Dataset rows:
——————

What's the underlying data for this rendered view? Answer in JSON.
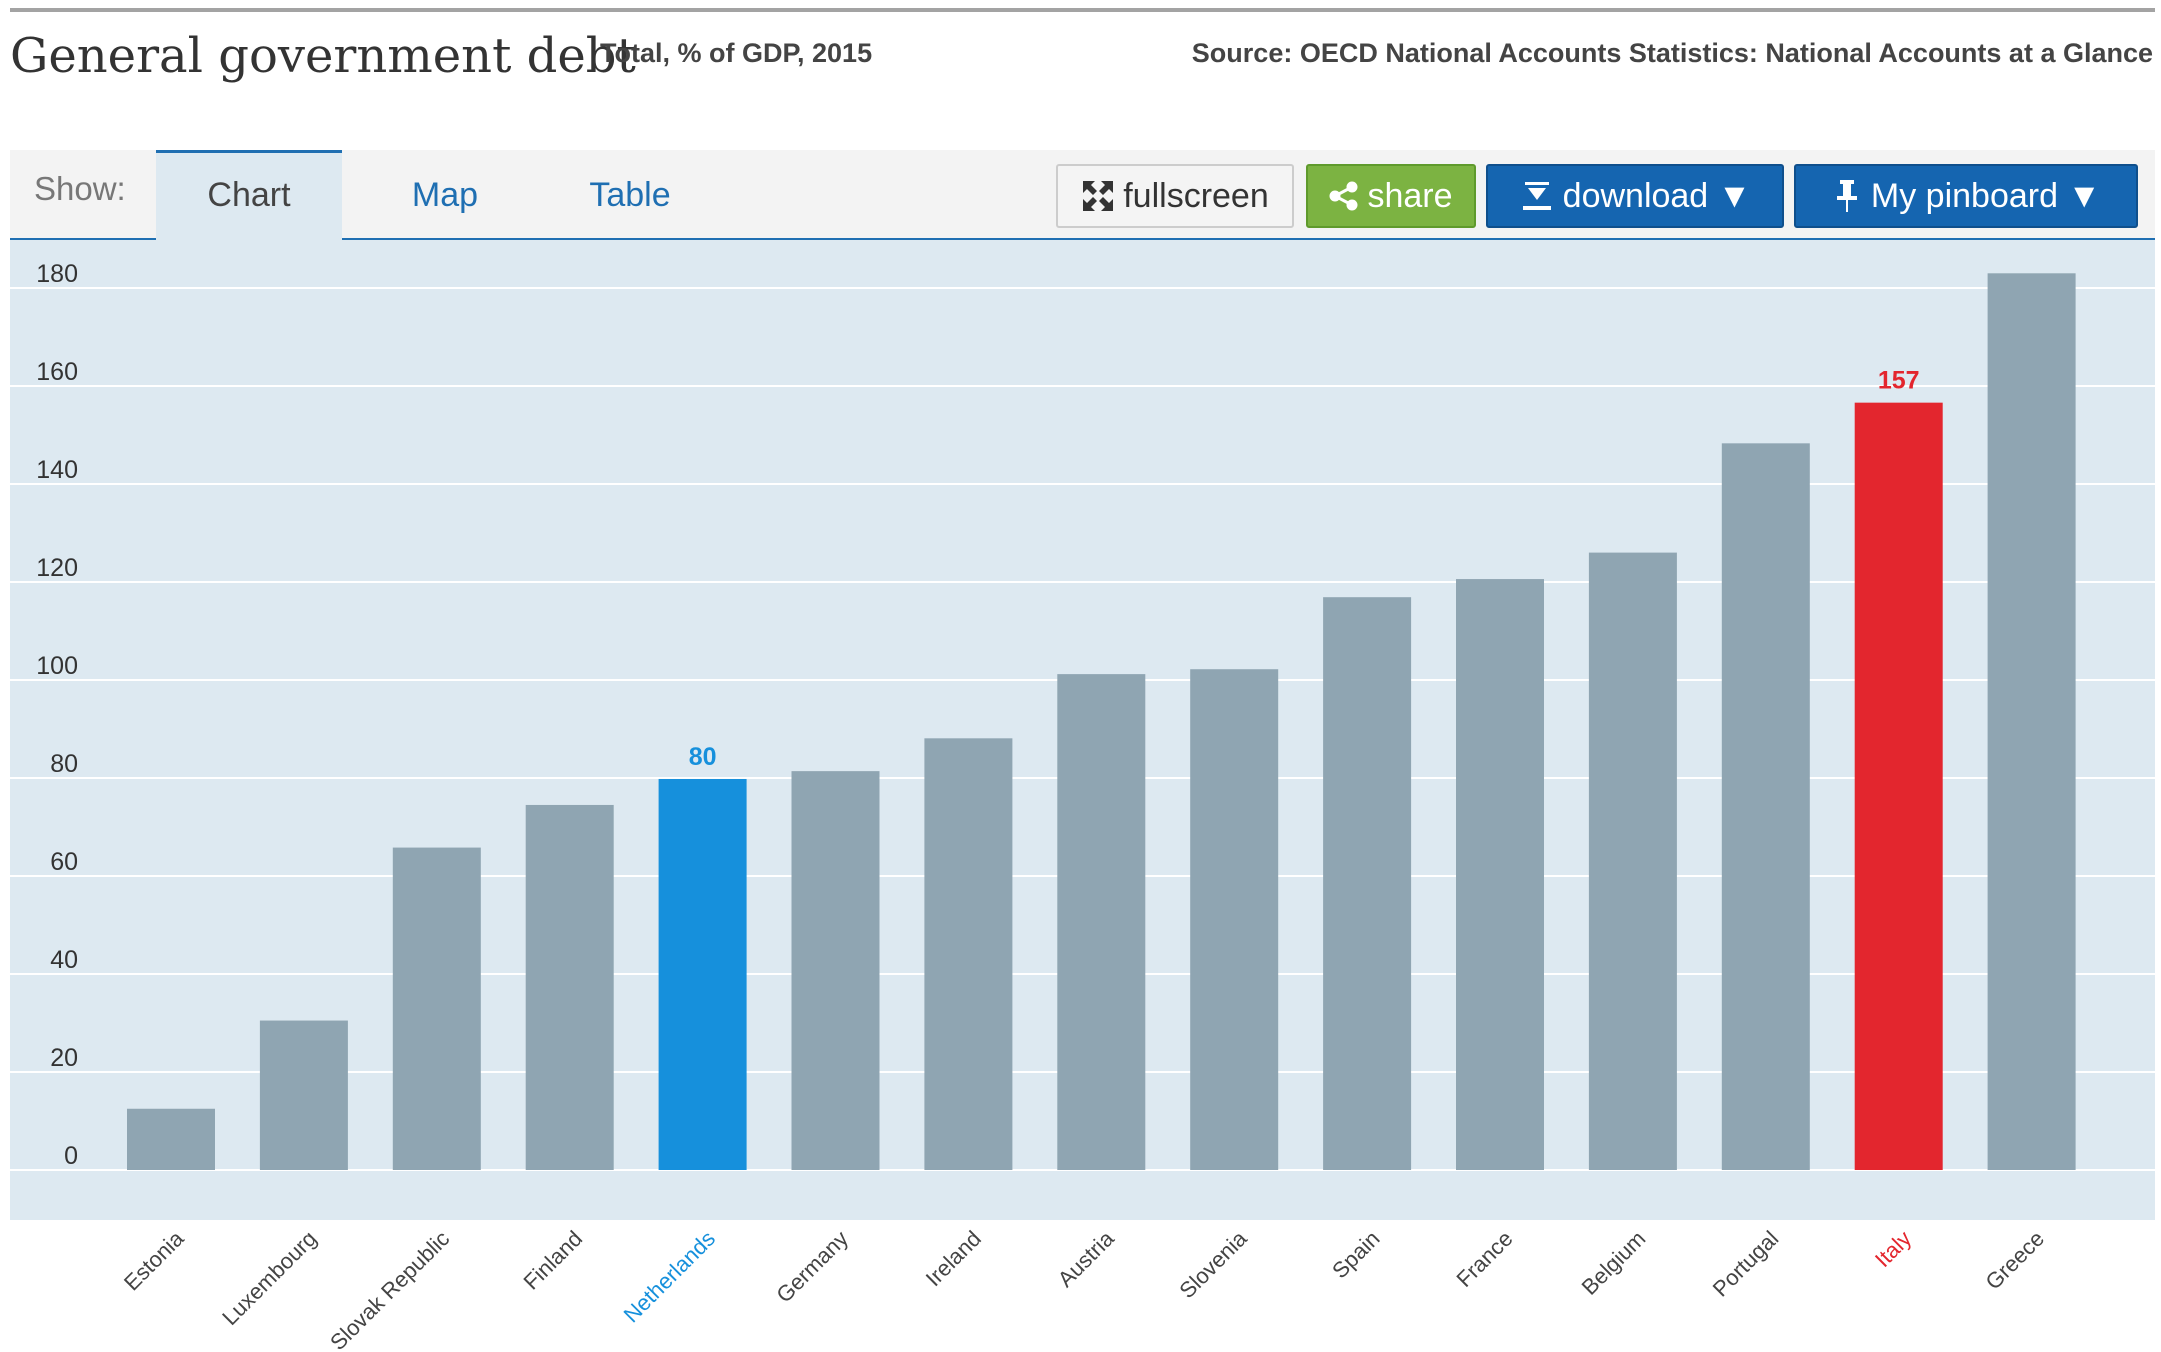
{
  "header": {
    "title": "General government debt",
    "subtitle": "Total, % of GDP, 2015",
    "source": "Source: OECD National Accounts Statistics: National Accounts at a Glance"
  },
  "toolbar": {
    "show_label": "Show:",
    "tabs": [
      {
        "label": "Chart",
        "active": true
      },
      {
        "label": "Map",
        "active": false
      },
      {
        "label": "Table",
        "active": false
      }
    ],
    "fullscreen_label": "fullscreen",
    "share_label": "share",
    "download_label": "download ▼",
    "pinboard_label": "My pinboard ▼"
  },
  "colors": {
    "bar_default": "#8fa5b2",
    "highlight_blue": "#1690dc",
    "highlight_red": "#e3262e",
    "plot_background": "#dde9f1",
    "grid": "#ffffff"
  },
  "icons": {
    "fullscreen": "expand-arrows-icon",
    "share": "share-icon",
    "download": "download-arrow-icon",
    "pinboard": "pushpin-icon"
  },
  "chart_data": {
    "type": "bar",
    "categories": [
      "Estonia",
      "Luxembourg",
      "Slovak Republic",
      "Finland",
      "Netherlands",
      "Germany",
      "Ireland",
      "Austria",
      "Slovenia",
      "Spain",
      "France",
      "Belgium",
      "Portugal",
      "Italy",
      "Greece"
    ],
    "values": [
      12.5,
      30.5,
      65.8,
      74.5,
      79.8,
      81.4,
      88.1,
      101.2,
      102.2,
      116.9,
      120.6,
      126.0,
      148.3,
      156.6,
      183.0
    ],
    "highlights": [
      {
        "category": "Netherlands",
        "color": "blue",
        "label": "80"
      },
      {
        "category": "Italy",
        "color": "red",
        "label": "157"
      }
    ],
    "ylim": [
      0,
      180
    ],
    "yticks": [
      0,
      20,
      40,
      60,
      80,
      100,
      120,
      140,
      160,
      180
    ],
    "grid": true,
    "legend": "none"
  }
}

——————

Leave the pictures out and reproduce all of the records exactly.

What's the underlying data for this rendered view? Answer in JSON.
{
  "header": {
    "title": "General government debt",
    "subtitle": "Total, % of GDP, 2015",
    "source": "Source: OECD National Accounts Statistics: National Accounts at a Glance"
  },
  "toolbar": {
    "show_label": "Show:",
    "tabs": [
      {
        "label": "Chart",
        "active": true
      },
      {
        "label": "Map",
        "active": false
      },
      {
        "label": "Table",
        "active": false
      }
    ],
    "fullscreen_label": "fullscreen",
    "share_label": "share",
    "download_label": "download ▼",
    "pinboard_label": "My pinboard ▼"
  },
  "colors": {
    "bar_default": "#8fa5b2",
    "highlight_blue": "#1690dc",
    "highlight_red": "#e3262e",
    "plot_background": "#dde9f1",
    "grid": "#ffffff"
  },
  "icons": {
    "fullscreen": "expand-arrows-icon",
    "share": "share-icon",
    "download": "download-arrow-icon",
    "pinboard": "pushpin-icon"
  },
  "chart_data": {
    "type": "bar",
    "categories": [
      "Estonia",
      "Luxembourg",
      "Slovak Republic",
      "Finland",
      "Netherlands",
      "Germany",
      "Ireland",
      "Austria",
      "Slovenia",
      "Spain",
      "France",
      "Belgium",
      "Portugal",
      "Italy",
      "Greece"
    ],
    "values": [
      12.5,
      30.5,
      65.8,
      74.5,
      79.8,
      81.4,
      88.1,
      101.2,
      102.2,
      116.9,
      120.6,
      126.0,
      148.3,
      156.6,
      183.0
    ],
    "highlights": [
      {
        "category": "Netherlands",
        "color": "blue",
        "label": "80"
      },
      {
        "category": "Italy",
        "color": "red",
        "label": "157"
      }
    ],
    "ylim": [
      0,
      180
    ],
    "yticks": [
      0,
      20,
      40,
      60,
      80,
      100,
      120,
      140,
      160,
      180
    ],
    "grid": true,
    "legend": "none"
  }
}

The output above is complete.